# Provided data start

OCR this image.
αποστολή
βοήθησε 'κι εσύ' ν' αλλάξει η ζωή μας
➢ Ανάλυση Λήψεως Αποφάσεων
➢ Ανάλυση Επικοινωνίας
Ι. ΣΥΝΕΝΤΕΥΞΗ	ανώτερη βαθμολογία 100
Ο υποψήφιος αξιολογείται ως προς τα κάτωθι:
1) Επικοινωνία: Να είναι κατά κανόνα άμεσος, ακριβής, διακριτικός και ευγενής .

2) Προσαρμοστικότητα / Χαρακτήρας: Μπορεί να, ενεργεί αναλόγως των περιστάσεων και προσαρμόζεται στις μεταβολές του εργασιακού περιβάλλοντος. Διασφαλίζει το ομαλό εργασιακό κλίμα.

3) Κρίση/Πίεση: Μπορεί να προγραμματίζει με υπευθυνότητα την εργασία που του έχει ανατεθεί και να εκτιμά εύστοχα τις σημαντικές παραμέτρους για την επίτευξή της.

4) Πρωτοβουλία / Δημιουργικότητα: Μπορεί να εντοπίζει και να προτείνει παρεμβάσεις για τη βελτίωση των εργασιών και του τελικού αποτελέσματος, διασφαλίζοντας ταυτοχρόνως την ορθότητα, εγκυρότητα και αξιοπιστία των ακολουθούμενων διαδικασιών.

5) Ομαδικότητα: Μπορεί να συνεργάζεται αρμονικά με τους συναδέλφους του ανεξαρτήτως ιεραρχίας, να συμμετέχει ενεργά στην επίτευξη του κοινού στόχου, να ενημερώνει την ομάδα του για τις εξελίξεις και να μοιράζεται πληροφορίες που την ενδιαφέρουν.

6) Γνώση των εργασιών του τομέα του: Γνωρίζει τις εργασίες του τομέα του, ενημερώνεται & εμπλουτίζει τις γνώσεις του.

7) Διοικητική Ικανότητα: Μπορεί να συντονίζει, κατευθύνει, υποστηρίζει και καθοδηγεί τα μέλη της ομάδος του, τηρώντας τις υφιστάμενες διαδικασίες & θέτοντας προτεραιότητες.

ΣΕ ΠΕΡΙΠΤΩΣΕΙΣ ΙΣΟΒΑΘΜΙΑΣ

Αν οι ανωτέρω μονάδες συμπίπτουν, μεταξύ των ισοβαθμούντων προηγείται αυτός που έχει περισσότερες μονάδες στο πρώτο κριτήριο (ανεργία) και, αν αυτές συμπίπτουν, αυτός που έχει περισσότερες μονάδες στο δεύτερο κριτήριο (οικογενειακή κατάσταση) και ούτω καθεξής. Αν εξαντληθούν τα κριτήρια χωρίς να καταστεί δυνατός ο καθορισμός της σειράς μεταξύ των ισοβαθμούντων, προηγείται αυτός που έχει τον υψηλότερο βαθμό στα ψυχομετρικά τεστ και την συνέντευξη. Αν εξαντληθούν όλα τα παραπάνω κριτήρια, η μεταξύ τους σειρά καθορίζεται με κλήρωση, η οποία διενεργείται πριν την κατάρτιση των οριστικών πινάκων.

# Provided data end

Problem:
Extract lines where the string "Μπορεί" occurs.

Worked answer:
2) Προσαρμοστικότητα / Χαρακτήρας: Μπορεί να, ενεργεί αναλόγως των περιστάσεων και προσαρμόζεται στις μεταβολές του εργασιακού περιβάλλοντος. Διασφαλίζει το ομαλό εργασιακό κλίμα.
3) Κρίση/Πίεση: Μπορεί να προγραμματίζει με υπευθυνότητα την εργασία που του έχει ανατεθεί και να εκτιμά εύστοχα τις σημαντικές παραμέτρους για την επίτευξή της.
4) Πρωτοβουλία / Δημιουργικότητα: Μπορεί να εντοπίζει και να προτείνει παρεμβάσεις για τη βελτίωση των εργασιών και του τελικού αποτελέσματος, διασφαλίζοντας ταυτοχρόνως την ορθότητα, εγκυρότητα και αξιοπιστία των ακολουθούμενων διαδικασιών.
5) Ομαδικότητα: Μπορεί να συνεργάζεται αρμονικά με τους συναδέλφους του ανεξαρτήτως ιεραρχίας, να συμμετέχει ενεργά στην επίτευξη του κοινού στόχου, να ενημερώνει την ομάδα του για τις εξελίξεις και να μοιράζεται πληροφορίες που την ενδιαφέρουν.
7) Διοικητική Ικανότητα: Μπορεί να συντονίζει, κατευθύνει, υποστηρίζει και καθοδηγεί τα μέλη της ομάδος του, τηρώντας τις υφιστάμενες διαδικασίες & θέτοντας προτεραιότητες.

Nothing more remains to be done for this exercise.